How many lines in the records below hold the string "Elings"? Please answer with the number and nothing more.

[begin Dataset excerpts]

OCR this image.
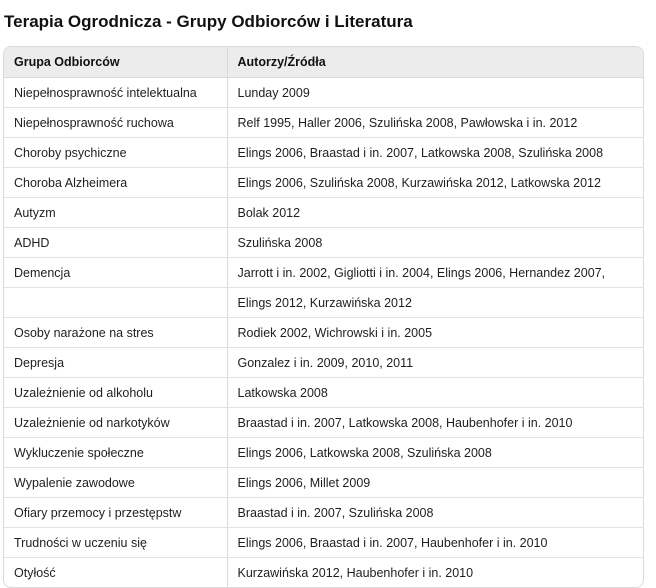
Terapia Ogrodnicza - Grupy Odbiorców i Literatura
Grupa Odbiorców	Autorzy/Źródła
Niepełnosprawność intelektualna	Lunday 2009
Niepełnosprawność ruchowa	Relf 1995, Haller 2006, Szulińska 2008, Pawłowska i in. 2012
Choroby psychiczne	Elings 2006, Braastad i in. 2007, Latkowska 2008, Szulińska 2008
Choroba Alzheimera	Elings 2006, Szulińska 2008, Kurzawińska 2012, Latkowska 2012
Autyzm	Bolak 2012
ADHD	Szulińska 2008
Demencja	Jarrott i in. 2002, Gigliotti i in. 2004, Elings 2006, Hernandez 2007,
	Elings 2012, Kurzawińska 2012
Osoby narażone na stres	Rodiek 2002, Wichrowski i in. 2005
Depresja	Gonzalez i in. 2009, 2010, 2011
Uzależnienie od alkoholu	Latkowska 2008
Uzależnienie od narkotyków	Braastad i in. 2007, Latkowska 2008, Haubenhofer i in. 2010
Wykluczenie społeczne	Elings 2006, Latkowska 2008, Szulińska 2008
Wypalenie zawodowe	Elings 2006, Millet 2009
Ofiary przemocy i przestępstw	Braastad i in. 2007, Szulińska 2008
Trudności w uczeniu się	Elings 2006, Braastad i in. 2007, Haubenhofer i in. 2010
Otyłość	Kurzawińska 2012, Haubenhofer i in. 2010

[end Dataset excerpts]

The solution: 7